▶ Directive: Locate the word "free" in the material, then show every line that holds it.

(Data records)
────────────────────

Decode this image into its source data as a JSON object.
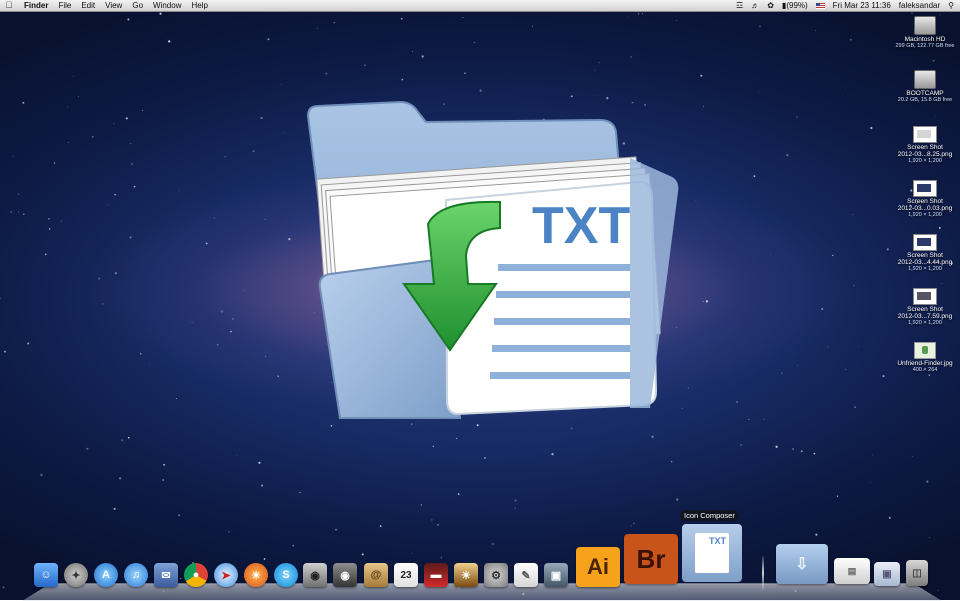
{
  "menubar": {
    "app_name": "Finder",
    "menus": [
      "File",
      "Edit",
      "View",
      "Go",
      "Window",
      "Help"
    ],
    "battery": "(99%)",
    "datetime": "Fri Mar 23  11:36",
    "user": "faleksandar"
  },
  "featured_icon": {
    "label": "TXT"
  },
  "desktop_items": [
    {
      "label": "Macintosh HD",
      "sub": "299 GB, 122.77 GB free"
    },
    {
      "label": "BOOTCAMP",
      "sub": "20.2 GB, 15.8 GB free"
    },
    {
      "label": "Screen Shot",
      "label2": "2012-03...8.25.png",
      "sub": "1,920 × 1,200"
    },
    {
      "label": "Screen Shot",
      "label2": "2012-03...0.03.png",
      "sub": "1,920 × 1,200"
    },
    {
      "label": "Screen Shot",
      "label2": "2012-03...4.44.png",
      "sub": "1,920 × 1,200"
    },
    {
      "label": "Screen Shot",
      "label2": "2012-03...7.59.png",
      "sub": "1,920 × 1,200"
    },
    {
      "label": "Unfriend-Finder.jpg",
      "sub": "400 × 264"
    }
  ],
  "dock": {
    "tooltip": "Icon Composer",
    "calendar_day": "23",
    "illustrator_label": "Ai",
    "bridge_label": "Br",
    "icon_composer_label": "TXT",
    "colors": {
      "illustrator": "#f7a21b",
      "bridge": "#c8541c"
    }
  }
}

────────────────────

▶ Task solution:
      "sub": "299 GB, 122.77 GB free"
      "sub": "20.2 GB, 15.8 GB free"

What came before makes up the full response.